== Written task ==
Nothing may be dropped or altered: reproduce all the data.

┌─ Rows

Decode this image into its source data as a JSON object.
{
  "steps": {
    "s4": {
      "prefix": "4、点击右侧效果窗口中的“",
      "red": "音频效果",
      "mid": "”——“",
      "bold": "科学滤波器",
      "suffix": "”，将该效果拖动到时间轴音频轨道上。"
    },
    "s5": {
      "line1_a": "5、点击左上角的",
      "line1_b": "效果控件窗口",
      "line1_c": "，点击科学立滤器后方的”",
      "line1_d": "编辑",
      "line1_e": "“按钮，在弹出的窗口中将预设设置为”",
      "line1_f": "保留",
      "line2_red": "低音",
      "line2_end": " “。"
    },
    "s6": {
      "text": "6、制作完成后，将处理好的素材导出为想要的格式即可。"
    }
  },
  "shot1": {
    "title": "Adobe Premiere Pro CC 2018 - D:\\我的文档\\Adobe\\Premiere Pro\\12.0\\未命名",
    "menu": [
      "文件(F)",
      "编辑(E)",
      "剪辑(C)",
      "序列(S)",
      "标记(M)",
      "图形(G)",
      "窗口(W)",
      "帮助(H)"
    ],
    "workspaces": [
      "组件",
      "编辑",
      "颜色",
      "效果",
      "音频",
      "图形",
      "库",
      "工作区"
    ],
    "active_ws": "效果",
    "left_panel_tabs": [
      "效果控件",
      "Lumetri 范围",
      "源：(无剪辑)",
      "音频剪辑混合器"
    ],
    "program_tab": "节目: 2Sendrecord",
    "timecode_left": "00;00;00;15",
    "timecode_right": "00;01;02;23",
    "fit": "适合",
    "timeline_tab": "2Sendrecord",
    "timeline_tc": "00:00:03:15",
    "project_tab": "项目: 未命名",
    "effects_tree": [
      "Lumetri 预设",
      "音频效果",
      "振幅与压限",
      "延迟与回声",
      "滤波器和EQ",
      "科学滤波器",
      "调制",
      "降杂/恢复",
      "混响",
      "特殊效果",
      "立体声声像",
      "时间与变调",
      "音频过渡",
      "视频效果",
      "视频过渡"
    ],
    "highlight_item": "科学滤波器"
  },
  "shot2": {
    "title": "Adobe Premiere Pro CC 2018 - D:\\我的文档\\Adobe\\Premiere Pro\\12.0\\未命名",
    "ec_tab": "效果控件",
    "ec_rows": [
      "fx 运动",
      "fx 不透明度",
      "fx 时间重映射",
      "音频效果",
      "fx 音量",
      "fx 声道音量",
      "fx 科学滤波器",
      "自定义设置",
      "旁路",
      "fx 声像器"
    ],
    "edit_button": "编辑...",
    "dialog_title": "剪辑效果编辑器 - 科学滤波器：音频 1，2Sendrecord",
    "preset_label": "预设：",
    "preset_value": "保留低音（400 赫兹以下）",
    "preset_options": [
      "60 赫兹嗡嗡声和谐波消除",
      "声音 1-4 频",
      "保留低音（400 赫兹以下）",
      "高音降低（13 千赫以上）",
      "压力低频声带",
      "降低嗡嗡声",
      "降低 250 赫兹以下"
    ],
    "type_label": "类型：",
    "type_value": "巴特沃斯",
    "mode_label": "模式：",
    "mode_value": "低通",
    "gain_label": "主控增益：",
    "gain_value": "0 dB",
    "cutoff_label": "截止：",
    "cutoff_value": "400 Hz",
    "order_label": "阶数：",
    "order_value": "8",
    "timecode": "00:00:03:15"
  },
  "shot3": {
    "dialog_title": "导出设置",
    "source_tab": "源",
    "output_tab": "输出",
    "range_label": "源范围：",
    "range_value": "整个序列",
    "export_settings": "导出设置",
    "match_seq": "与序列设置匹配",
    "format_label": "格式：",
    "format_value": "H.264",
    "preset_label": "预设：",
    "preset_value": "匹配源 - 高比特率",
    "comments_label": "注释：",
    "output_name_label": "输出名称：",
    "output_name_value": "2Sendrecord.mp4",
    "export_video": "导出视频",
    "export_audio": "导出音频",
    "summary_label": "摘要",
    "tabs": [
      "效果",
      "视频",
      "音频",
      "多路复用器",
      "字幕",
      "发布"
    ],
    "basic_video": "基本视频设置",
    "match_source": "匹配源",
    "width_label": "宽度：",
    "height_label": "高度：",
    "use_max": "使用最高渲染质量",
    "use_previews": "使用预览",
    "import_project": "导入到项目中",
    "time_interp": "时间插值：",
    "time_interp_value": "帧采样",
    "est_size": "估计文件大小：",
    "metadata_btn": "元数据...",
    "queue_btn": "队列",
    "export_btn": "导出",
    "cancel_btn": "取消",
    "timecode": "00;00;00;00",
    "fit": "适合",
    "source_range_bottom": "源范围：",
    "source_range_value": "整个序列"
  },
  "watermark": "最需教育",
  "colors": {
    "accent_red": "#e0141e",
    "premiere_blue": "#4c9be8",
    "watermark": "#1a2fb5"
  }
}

└─

== Solution for this exercise ==
Decode this image into its source data as a JSON object.
{
  "steps": {
    "s4": {
      "prefix": "4、点击右侧效果窗口中的“",
      "red": "音频效果",
      "mid": "”——“",
      "bold": "科学滤波器",
      "suffix": "”，将该效果拖动到时间轴音频轨道上。"
    },
    "s5": {
      "line1_a": "5、点击左上角的",
      "line1_b": "效果控件窗口",
      "line1_c": "，点击科学立滤器后方的”",
      "line1_d": "编辑",
      "line1_e": "“按钮，在弹出的窗口中将预设设置为”",
      "line1_f": "保留",
      "line2_red": "低音",
      "line2_end": " “。"
    },
    "s6": {
      "text": "6、制作完成后，将处理好的素材导出为想要的格式即可。"
    }
  },
  "shot1": {
    "title": "Adobe Premiere Pro CC 2018 - D:\\我的文档\\Adobe\\Premiere Pro\\12.0\\未命名",
    "menu": [
      "文件(F)",
      "编辑(E)",
      "剪辑(C)",
      "序列(S)",
      "标记(M)",
      "图形(G)",
      "窗口(W)",
      "帮助(H)"
    ],
    "workspaces": [
      "组件",
      "编辑",
      "颜色",
      "效果",
      "音频",
      "图形",
      "库",
      "工作区"
    ],
    "active_ws": "效果",
    "left_panel_tabs": [
      "效果控件",
      "Lumetri 范围",
      "源：(无剪辑)",
      "音频剪辑混合器"
    ],
    "program_tab": "节目: 2Sendrecord",
    "timecode_left": "00;00;00;15",
    "timecode_right": "00;01;02;23",
    "fit": "适合",
    "timeline_tab": "2Sendrecord",
    "timeline_tc": "00:00:03:15",
    "project_tab": "项目: 未命名",
    "effects_tree": [
      "Lumetri 预设",
      "音频效果",
      "振幅与压限",
      "延迟与回声",
      "滤波器和EQ",
      "科学滤波器",
      "调制",
      "降杂/恢复",
      "混响",
      "特殊效果",
      "立体声声像",
      "时间与变调",
      "音频过渡",
      "视频效果",
      "视频过渡"
    ],
    "highlight_item": "科学滤波器"
  },
  "shot2": {
    "title": "Adobe Premiere Pro CC 2018 - D:\\我的文档\\Adobe\\Premiere Pro\\12.0\\未命名",
    "ec_tab": "效果控件",
    "ec_rows": [
      "fx 运动",
      "fx 不透明度",
      "fx 时间重映射",
      "音频效果",
      "fx 音量",
      "fx 声道音量",
      "fx 科学滤波器",
      "自定义设置",
      "旁路",
      "fx 声像器"
    ],
    "edit_button": "编辑...",
    "dialog_title": "剪辑效果编辑器 - 科学滤波器：音频 1，2Sendrecord",
    "preset_label": "预设：",
    "preset_value": "保留低音（400 赫兹以下）",
    "preset_options": [
      "60 赫兹嗡嗡声和谐波消除",
      "声音 1-4 频",
      "保留低音（400 赫兹以下）",
      "高音降低（13 千赫以上）",
      "压力低频声带",
      "降低嗡嗡声",
      "降低 250 赫兹以下"
    ],
    "type_label": "类型：",
    "type_value": "巴特沃斯",
    "mode_label": "模式：",
    "mode_value": "低通",
    "gain_label": "主控增益：",
    "gain_value": "0 dB",
    "cutoff_label": "截止：",
    "cutoff_value": "400 Hz",
    "order_label": "阶数：",
    "order_value": "8",
    "timecode": "00:00:03:15"
  },
  "shot3": {
    "dialog_title": "导出设置",
    "source_tab": "源",
    "output_tab": "输出",
    "range_label": "源范围：",
    "range_value": "整个序列",
    "export_settings": "导出设置",
    "match_seq": "与序列设置匹配",
    "format_label": "格式：",
    "format_value": "H.264",
    "preset_label": "预设：",
    "preset_value": "匹配源 - 高比特率",
    "comments_label": "注释：",
    "output_name_label": "输出名称：",
    "output_name_value": "2Sendrecord.mp4",
    "export_video": "导出视频",
    "export_audio": "导出音频",
    "summary_label": "摘要",
    "tabs": [
      "效果",
      "视频",
      "音频",
      "多路复用器",
      "字幕",
      "发布"
    ],
    "basic_video": "基本视频设置",
    "match_source": "匹配源",
    "width_label": "宽度：",
    "height_label": "高度：",
    "use_max": "使用最高渲染质量",
    "use_previews": "使用预览",
    "import_project": "导入到项目中",
    "time_interp": "时间插值：",
    "time_interp_value": "帧采样",
    "est_size": "估计文件大小：",
    "metadata_btn": "元数据...",
    "queue_btn": "队列",
    "export_btn": "导出",
    "cancel_btn": "取消",
    "timecode": "00;00;00;00",
    "fit": "适合",
    "source_range_bottom": "源范围：",
    "source_range_value": "整个序列"
  },
  "watermark": "最需教育",
  "colors": {
    "accent_red": "#e0141e",
    "premiere_blue": "#4c9be8",
    "watermark": "#1a2fb5"
  }
}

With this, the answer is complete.